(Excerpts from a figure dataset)
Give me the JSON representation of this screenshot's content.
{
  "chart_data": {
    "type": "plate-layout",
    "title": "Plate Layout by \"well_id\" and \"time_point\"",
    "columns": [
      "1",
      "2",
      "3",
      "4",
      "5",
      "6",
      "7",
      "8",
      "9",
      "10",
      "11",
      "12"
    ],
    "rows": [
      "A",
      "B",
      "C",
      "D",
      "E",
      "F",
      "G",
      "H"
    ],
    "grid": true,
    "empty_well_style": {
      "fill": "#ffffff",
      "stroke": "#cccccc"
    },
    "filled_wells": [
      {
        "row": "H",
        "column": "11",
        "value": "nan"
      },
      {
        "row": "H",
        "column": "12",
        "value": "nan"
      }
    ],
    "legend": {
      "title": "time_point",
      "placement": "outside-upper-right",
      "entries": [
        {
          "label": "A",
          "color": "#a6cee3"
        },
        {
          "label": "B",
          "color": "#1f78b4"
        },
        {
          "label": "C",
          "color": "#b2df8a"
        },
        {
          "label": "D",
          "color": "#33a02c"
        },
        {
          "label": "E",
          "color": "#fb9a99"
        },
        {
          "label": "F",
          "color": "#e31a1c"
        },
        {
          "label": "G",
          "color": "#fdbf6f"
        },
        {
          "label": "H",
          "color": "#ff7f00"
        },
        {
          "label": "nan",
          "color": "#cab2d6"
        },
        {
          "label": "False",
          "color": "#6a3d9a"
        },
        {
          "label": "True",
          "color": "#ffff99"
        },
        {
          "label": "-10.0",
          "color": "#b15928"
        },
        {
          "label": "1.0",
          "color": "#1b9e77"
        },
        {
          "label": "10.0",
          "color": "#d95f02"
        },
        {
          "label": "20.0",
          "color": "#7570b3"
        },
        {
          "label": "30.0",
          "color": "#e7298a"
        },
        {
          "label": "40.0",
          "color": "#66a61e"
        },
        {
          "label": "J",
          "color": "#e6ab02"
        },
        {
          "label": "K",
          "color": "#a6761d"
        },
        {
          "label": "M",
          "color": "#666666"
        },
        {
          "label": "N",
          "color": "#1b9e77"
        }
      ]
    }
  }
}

- **Set task**
Extract the full listing above without altering anything.

- **Reply to the exercise**
Give me the JSON representation of this screenshot's content.
{
  "chart_data": {
    "type": "plate-layout",
    "title": "Plate Layout by \"well_id\" and \"time_point\"",
    "columns": [
      "1",
      "2",
      "3",
      "4",
      "5",
      "6",
      "7",
      "8",
      "9",
      "10",
      "11",
      "12"
    ],
    "rows": [
      "A",
      "B",
      "C",
      "D",
      "E",
      "F",
      "G",
      "H"
    ],
    "grid": true,
    "empty_well_style": {
      "fill": "#ffffff",
      "stroke": "#cccccc"
    },
    "filled_wells": [
      {
        "row": "H",
        "column": "11",
        "value": "nan"
      },
      {
        "row": "H",
        "column": "12",
        "value": "nan"
      }
    ],
    "legend": {
      "title": "time_point",
      "placement": "outside-upper-right",
      "entries": [
        {
          "label": "A",
          "color": "#a6cee3"
        },
        {
          "label": "B",
          "color": "#1f78b4"
        },
        {
          "label": "C",
          "color": "#b2df8a"
        },
        {
          "label": "D",
          "color": "#33a02c"
        },
        {
          "label": "E",
          "color": "#fb9a99"
        },
        {
          "label": "F",
          "color": "#e31a1c"
        },
        {
          "label": "G",
          "color": "#fdbf6f"
        },
        {
          "label": "H",
          "color": "#ff7f00"
        },
        {
          "label": "nan",
          "color": "#cab2d6"
        },
        {
          "label": "False",
          "color": "#6a3d9a"
        },
        {
          "label": "True",
          "color": "#ffff99"
        },
        {
          "label": "-10.0",
          "color": "#b15928"
        },
        {
          "label": "1.0",
          "color": "#1b9e77"
        },
        {
          "label": "10.0",
          "color": "#d95f02"
        },
        {
          "label": "20.0",
          "color": "#7570b3"
        },
        {
          "label": "30.0",
          "color": "#e7298a"
        },
        {
          "label": "40.0",
          "color": "#66a61e"
        },
        {
          "label": "J",
          "color": "#e6ab02"
        },
        {
          "label": "K",
          "color": "#a6761d"
        },
        {
          "label": "M",
          "color": "#666666"
        },
        {
          "label": "N",
          "color": "#1b9e77"
        }
      ]
    }
  }
}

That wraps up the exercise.